=== Problem ===
Examine each line of the data. Copy those that contain the string "Surface".

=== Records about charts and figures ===
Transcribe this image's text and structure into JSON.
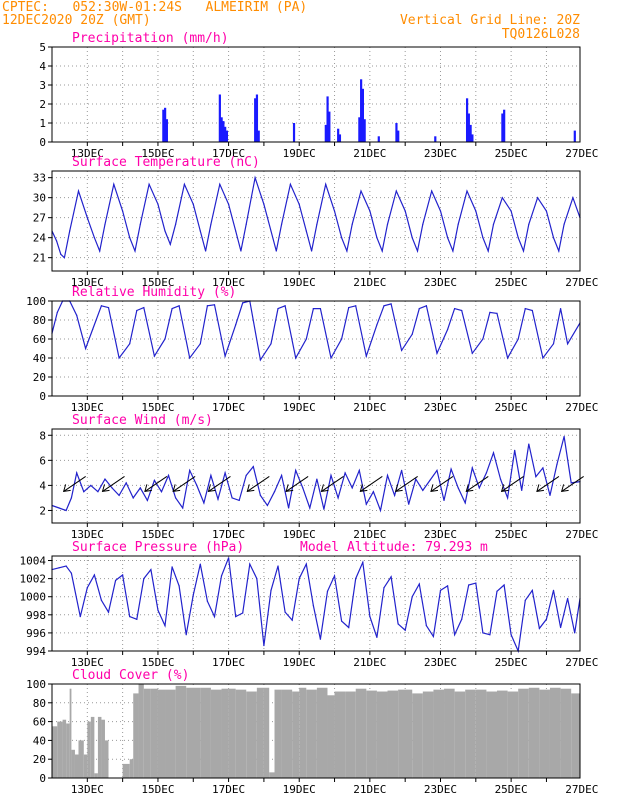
{
  "header": {
    "line1": "CPTEC:   052:30W-01:24S   ALMEIRIM (PA)",
    "line2": "12DEC2020 20Z (GMT)",
    "grid_note": "Vertical Grid Line: 20Z",
    "code": "TQ0126L028"
  },
  "colors": {
    "line": "#2222cc",
    "bar": "#1a1aff",
    "cloud": "#a8a8a8",
    "title": "#ff00aa",
    "header": "#ff8c00"
  },
  "x_axis": {
    "labels": [
      "13DEC",
      "15DEC",
      "17DEC",
      "19DEC",
      "21DEC",
      "23DEC",
      "25DEC",
      "27DEC"
    ]
  },
  "chart_data": [
    {
      "type": "bar",
      "title": "Precipitation (mm/h)",
      "ylim": [
        0,
        5
      ],
      "yticks": [
        "0",
        "1",
        "2",
        "3",
        "4",
        "5"
      ],
      "x_unit": "days from 12DEC2020 20Z",
      "x": [
        3.15,
        3.2,
        3.25,
        4.75,
        4.8,
        4.85,
        4.9,
        4.95,
        5.75,
        5.8,
        5.85,
        6.85,
        7.75,
        7.8,
        7.85,
        8.1,
        8.15,
        8.7,
        8.75,
        8.8,
        8.85,
        9.25,
        9.75,
        9.8,
        10.85,
        11.75,
        11.8,
        11.85,
        11.9,
        12.75,
        12.8,
        14.8
      ],
      "values": [
        1.7,
        1.8,
        1.2,
        2.5,
        1.3,
        1.1,
        0.8,
        0.6,
        2.3,
        2.5,
        0.6,
        1.0,
        0.9,
        2.4,
        1.6,
        0.7,
        0.4,
        1.3,
        3.3,
        2.8,
        1.2,
        0.3,
        1.0,
        0.6,
        0.3,
        2.3,
        1.5,
        0.9,
        0.4,
        1.5,
        1.7,
        0.6
      ]
    },
    {
      "type": "line",
      "title": "Surface Temperature (nC)",
      "ylim": [
        19,
        34
      ],
      "yticks": [
        "21",
        "24",
        "27",
        "30",
        "33"
      ],
      "x_unit": "days from 12DEC2020 20Z",
      "x": [
        0,
        0.13,
        0.25,
        0.35,
        0.5,
        0.75,
        1.0,
        1.2,
        1.35,
        1.5,
        1.75,
        2.0,
        2.2,
        2.35,
        2.5,
        2.75,
        3.0,
        3.2,
        3.35,
        3.5,
        3.75,
        4.0,
        4.2,
        4.35,
        4.5,
        4.75,
        5.0,
        5.2,
        5.35,
        5.5,
        5.75,
        6.0,
        6.2,
        6.35,
        6.5,
        6.75,
        7.0,
        7.2,
        7.35,
        7.5,
        7.75,
        8.0,
        8.2,
        8.35,
        8.5,
        8.75,
        9.0,
        9.2,
        9.35,
        9.5,
        9.75,
        10.0,
        10.2,
        10.35,
        10.5,
        10.75,
        11.0,
        11.2,
        11.35,
        11.5,
        11.75,
        12.0,
        12.2,
        12.35,
        12.5,
        12.75,
        13.0,
        13.2,
        13.35,
        13.5,
        13.75,
        14.0,
        14.2,
        14.35,
        14.5,
        14.75,
        14.95
      ],
      "values": [
        25,
        23.5,
        21.5,
        21,
        25,
        31,
        27,
        24,
        22,
        26,
        32,
        28,
        24,
        22,
        26,
        32,
        29,
        25,
        23,
        26,
        32,
        29,
        25,
        22,
        26,
        32,
        29,
        25,
        22,
        26,
        33,
        29,
        25,
        22,
        26,
        32,
        29,
        25,
        22,
        26,
        32,
        28,
        24,
        22,
        26,
        31,
        28,
        24,
        22,
        26,
        31,
        28,
        24,
        22,
        26,
        31,
        28,
        24,
        22,
        26,
        31,
        28,
        24,
        22,
        26,
        30,
        28,
        24,
        22,
        26,
        30,
        28,
        24,
        22,
        26,
        30,
        27
      ]
    },
    {
      "type": "line",
      "title": "Relative Humidity (%)",
      "ylim": [
        0,
        100
      ],
      "yticks": [
        "0",
        "20",
        "40",
        "60",
        "80",
        "100"
      ],
      "x_unit": "days from 12DEC2020 20Z",
      "x": [
        0,
        0.15,
        0.3,
        0.5,
        0.7,
        0.95,
        1.15,
        1.4,
        1.6,
        1.9,
        2.2,
        2.4,
        2.6,
        2.9,
        3.2,
        3.4,
        3.6,
        3.9,
        4.2,
        4.4,
        4.6,
        4.9,
        5.2,
        5.4,
        5.6,
        5.9,
        6.2,
        6.4,
        6.6,
        6.9,
        7.2,
        7.4,
        7.6,
        7.9,
        8.2,
        8.4,
        8.6,
        8.9,
        9.2,
        9.4,
        9.6,
        9.9,
        10.2,
        10.4,
        10.6,
        10.9,
        11.2,
        11.4,
        11.6,
        11.9,
        12.2,
        12.4,
        12.6,
        12.9,
        13.2,
        13.4,
        13.6,
        13.9,
        14.2,
        14.4,
        14.6,
        14.95
      ],
      "values": [
        66,
        88,
        100,
        100,
        85,
        50,
        70,
        95,
        93,
        40,
        55,
        90,
        93,
        42,
        60,
        92,
        95,
        40,
        55,
        95,
        96,
        42,
        75,
        98,
        100,
        38,
        55,
        92,
        95,
        40,
        60,
        92,
        92,
        40,
        60,
        93,
        95,
        42,
        75,
        95,
        97,
        48,
        65,
        92,
        95,
        45,
        70,
        92,
        90,
        45,
        60,
        88,
        87,
        40,
        60,
        92,
        90,
        40,
        55,
        92,
        55,
        77
      ]
    },
    {
      "type": "line",
      "title": "Surface Wind (m/s)",
      "ylim": [
        1,
        8.5
      ],
      "yticks": [
        "2",
        "4",
        "6",
        "8"
      ],
      "x_unit": "days from 12DEC2020 20Z",
      "x": [
        0,
        0.2,
        0.4,
        0.55,
        0.7,
        0.9,
        1.1,
        1.3,
        1.5,
        1.7,
        1.9,
        2.1,
        2.3,
        2.5,
        2.7,
        2.9,
        3.1,
        3.3,
        3.5,
        3.7,
        3.9,
        4.1,
        4.3,
        4.5,
        4.7,
        4.9,
        5.1,
        5.3,
        5.5,
        5.7,
        5.9,
        6.1,
        6.3,
        6.5,
        6.7,
        6.9,
        7.1,
        7.3,
        7.5,
        7.7,
        7.9,
        8.1,
        8.3,
        8.5,
        8.7,
        8.9,
        9.1,
        9.3,
        9.5,
        9.7,
        9.9,
        10.1,
        10.3,
        10.5,
        10.7,
        10.9,
        11.1,
        11.3,
        11.5,
        11.7,
        11.9,
        12.1,
        12.3,
        12.5,
        12.7,
        12.9,
        13.1,
        13.3,
        13.5,
        13.7,
        13.9,
        14.1,
        14.3,
        14.5,
        14.7,
        14.95
      ],
      "values": [
        2.4,
        2.2,
        2.0,
        3.0,
        5.0,
        3.5,
        4.0,
        3.5,
        4.5,
        3.8,
        3.2,
        4.2,
        3.0,
        3.8,
        2.8,
        4.4,
        3.5,
        4.8,
        3.0,
        2.2,
        5.2,
        4.0,
        2.6,
        4.8,
        2.9,
        5.0,
        3.0,
        2.8,
        4.8,
        5.5,
        3.2,
        2.4,
        3.5,
        4.8,
        2.2,
        5.2,
        3.8,
        2.2,
        4.5,
        2.1,
        4.8,
        3.0,
        5.0,
        3.8,
        5.2,
        2.5,
        3.5,
        2.0,
        4.8,
        3.2,
        5.2,
        2.5,
        4.5,
        3.6,
        4.4,
        5.2,
        2.8,
        5.3,
        3.8,
        2.6,
        5.4,
        3.8,
        5.0,
        6.6,
        4.5,
        3.0,
        6.8,
        3.6,
        7.3,
        4.7,
        5.4,
        3.2,
        5.7,
        7.9,
        4.2,
        4.3
      ],
      "wind_arrows": {
        "x": [
          0.5,
          1.6,
          2.8,
          3.6,
          4.6,
          5.7,
          6.8,
          7.8,
          8.9,
          9.9,
          10.9,
          11.9,
          12.9,
          13.9,
          14.6
        ],
        "count": 15,
        "direction": "from the north-east"
      }
    },
    {
      "type": "line",
      "title": "Surface Pressure (hPa)",
      "annotation": "Model Altitude: 79.293 m",
      "ylim": [
        994,
        1004.5
      ],
      "yticks": [
        "994",
        "996",
        "998",
        "1000",
        "1002",
        "1004"
      ],
      "x_unit": "days from 12DEC2020 20Z",
      "x": [
        0,
        0.2,
        0.4,
        0.55,
        0.8,
        1.0,
        1.2,
        1.4,
        1.6,
        1.8,
        2.0,
        2.2,
        2.4,
        2.6,
        2.8,
        3.0,
        3.2,
        3.4,
        3.6,
        3.8,
        4.0,
        4.2,
        4.4,
        4.6,
        4.8,
        5.0,
        5.2,
        5.4,
        5.6,
        5.8,
        6.0,
        6.2,
        6.4,
        6.6,
        6.8,
        7.0,
        7.2,
        7.4,
        7.6,
        7.8,
        8.0,
        8.2,
        8.4,
        8.6,
        8.8,
        9.0,
        9.2,
        9.4,
        9.6,
        9.8,
        10.0,
        10.2,
        10.4,
        10.6,
        10.8,
        11.0,
        11.2,
        11.4,
        11.6,
        11.8,
        12.0,
        12.2,
        12.4,
        12.6,
        12.8,
        13.0,
        13.2,
        13.4,
        13.6,
        13.8,
        14.0,
        14.2,
        14.4,
        14.6,
        14.8,
        14.95
      ],
      "values": [
        1003.0,
        1003.2,
        1003.4,
        1002.6,
        997.8,
        1001.0,
        1002.4,
        999.6,
        998.3,
        1001.8,
        1002.4,
        997.8,
        997.5,
        1002.0,
        1003.0,
        998.5,
        996.8,
        1003.3,
        1001.2,
        995.8,
        1000.2,
        1003.6,
        999.5,
        997.8,
        1002.3,
        1004.3,
        997.8,
        998.2,
        1003.6,
        1002.0,
        994.6,
        1000.7,
        1003.4,
        998.3,
        997.4,
        1002.0,
        1003.6,
        999.0,
        995.3,
        1000.6,
        1002.3,
        997.3,
        996.6,
        1002.0,
        1003.8,
        997.8,
        995.5,
        1001.0,
        1002.2,
        997.0,
        996.3,
        1000.0,
        1001.4,
        996.8,
        995.6,
        1000.7,
        1001.2,
        995.8,
        997.5,
        1001.3,
        1001.5,
        996.0,
        995.8,
        1000.6,
        1001.3,
        995.8,
        994.0,
        999.6,
        1000.7,
        996.5,
        997.5,
        1000.7,
        996.6,
        999.8,
        996.0,
        999.8
      ]
    },
    {
      "type": "area",
      "title": "Cloud Cover (%)",
      "ylim": [
        0,
        100
      ],
      "yticks": [
        "0",
        "20",
        "40",
        "60",
        "80",
        "100"
      ],
      "x_unit": "days from 12DEC2020 20Z",
      "x": [
        0,
        0.15,
        0.3,
        0.4,
        0.5,
        0.55,
        0.65,
        0.75,
        0.9,
        1.0,
        1.1,
        1.2,
        1.3,
        1.4,
        1.5,
        1.6,
        1.8,
        2.0,
        2.2,
        2.3,
        2.45,
        2.6,
        2.8,
        3.0,
        3.2,
        3.5,
        3.8,
        4.2,
        4.5,
        4.8,
        5.0,
        5.2,
        5.5,
        5.8,
        6.0,
        6.15,
        6.3,
        6.5,
        6.8,
        7.0,
        7.2,
        7.5,
        7.8,
        8.0,
        8.3,
        8.6,
        8.9,
        9.2,
        9.5,
        9.8,
        10.2,
        10.5,
        10.8,
        11.1,
        11.4,
        11.7,
        12.0,
        12.3,
        12.6,
        12.9,
        13.2,
        13.5,
        13.8,
        14.1,
        14.4,
        14.7,
        14.95
      ],
      "values": [
        55,
        60,
        62,
        58,
        95,
        30,
        25,
        40,
        25,
        60,
        65,
        5,
        65,
        62,
        40,
        0,
        0,
        15,
        20,
        90,
        100,
        95,
        95,
        94,
        94,
        98,
        96,
        96,
        94,
        95,
        95,
        94,
        92,
        96,
        96,
        6,
        94,
        94,
        92,
        96,
        94,
        96,
        88,
        92,
        92,
        95,
        93,
        92,
        93,
        94,
        90,
        92,
        94,
        95,
        92,
        94,
        94,
        92,
        93,
        92,
        95,
        96,
        94,
        96,
        95,
        90,
        85
      ]
    }
  ]
}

=== Task answer ===
      "title": "Surface Temperature (nC)",
      "title": "Surface Wind (m/s)",
      "title": "Surface Pressure (hPa)",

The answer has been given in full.